Written request:
Can you pick up the forum thread on Ray worker nodes, trials, and CPUs at the point where it stops and keep it going?

Reading passage:
◇ ◇ ◇ ◇ ◇ ◇ ◇

Relationship between Ray Workers and trials and CPUs

1. Severity of the issue: (select one)
None: I’m just curious or want clarification.
Low: Annoying but doesn’t hinder my work.
Medium: Significantly affects my productivity but can find a workaround.
High: Completely blocks me.

2. Environment:

  • Ray version: 2.43.0
  • Python version: 3.11.0
  • OS: Ubuntu 22.04.4 LTS
  • Cloud/Infrastructure: Azure
  • Other libs/tools (if relevant): Ray on Databricks Spark

3. Question:
Assumptions (correct me if I am wrong about any of these):

  • Each trial will by default be allocated 1 CPU.
  • Each trial corresponds to a Ray task.
  • Each Ray task is scheduled on a Ray Worker that has sufficient resources for it.
  • Each Ray Worker only runs one Ray task at a time.

Given the above, assume I have:

  • 8 Ray Workers (4 CPUs each)
  • 50 trials to be scheduled with default resource usage and no max_concurrency

With all of that, am I correct that the following will occur?

  • 8 trials will be started on the 8 Ray Workers at first
  • These running trials would be using 8 CPUs (1 per trial, as is default), with the other 24 CPUs being used for other Ray processes or idling
  • When one of the trials finishes, another will be scheduled so that at all times, as long as there are more trials to schedule, there will be 8 concurrent trials?

The reason I am confused is because I ran a trial with this configuration and found that there were 22 trials in the RUNNING state at some point, but I do not understand how 22 of them could be running at the same time.

Hey @ishaan-mehta, what do you mean by “Ray Worker” in this context? Are you referring to worker nodes?

Hi @matthewdeng, thanks for the response! Correct, I mean worker nodes. Am just used to saying “Ray Worker” to differentiate between Spark worker nodes and Ray worker nodes (as I am running Ray on a Spark cluster), apologies for the confusion.

Got it! In that case this assumption is incorrect:

  • Each Ray Worker only runs one Ray task at a time.

Each worker node will be able to schedule as many tasks as logical CPU resources are available for scheduling. In this case, on a cluster setup with 4 worker nodes with 8 CPUs each there can be up to 32 trials running at once.

◇ ◇ ◇ ◇ ◇ ◇ ◇

Data shown:
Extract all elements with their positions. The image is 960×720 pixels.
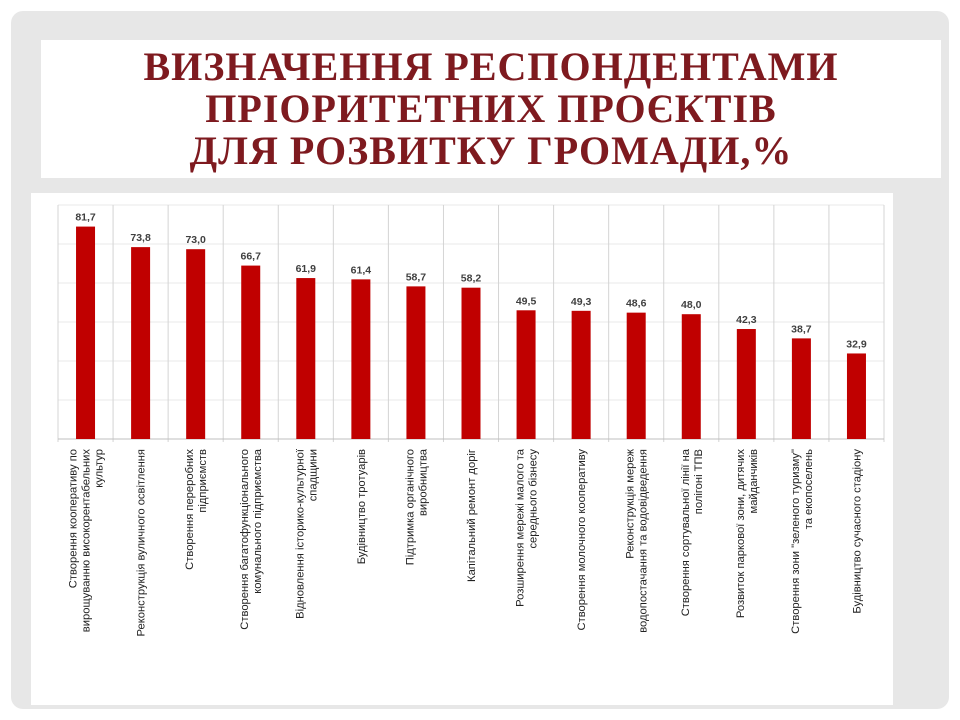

◇ ◇ ◇ ◇ ◇ ◇ ◇

Task output:
Ohhh, OK – thank you for the clarification! In that case, what relationships and limitations exist w.r.t. Ray worker nodes and Ray Tune trials? Is there any reason to increase or decrease the number of worker nodes (keeping the Spark cluster size constant) when only using Ray Tune? Apologies if this is a silly question, just trying to wrap my head around things.

When you say keeping the Spark cluster size constant, what are you defining as cluster size?

For example, if your baseline is 4x8CPU nodes:

  • If you change this to 1x32CPU node (different node type, same number of CPUs), the time to run the Tune experiment should be approximately the same.
  • If you change this to 1x8CPU node (same node type, different number of nodes), the time to run the Tune experiment should be approximately 1/4.

Hey @matthewdeng — good question. When I say cluster size is constant, I mean the same number of Spark nodes and the same number of CPUs per Spark node.

So if I have 4x8CPU Spark worker nodes, is there any reason to have 2 Ray worker nodes per Spark worker node (so that each of the 8 total Ray worker nodes has 4 CPUs) as opposed to having a 1:1 relationship between Spark and Ray worker nodes (so that each of the 4 total Ray worker nodes has 8 CPUs)?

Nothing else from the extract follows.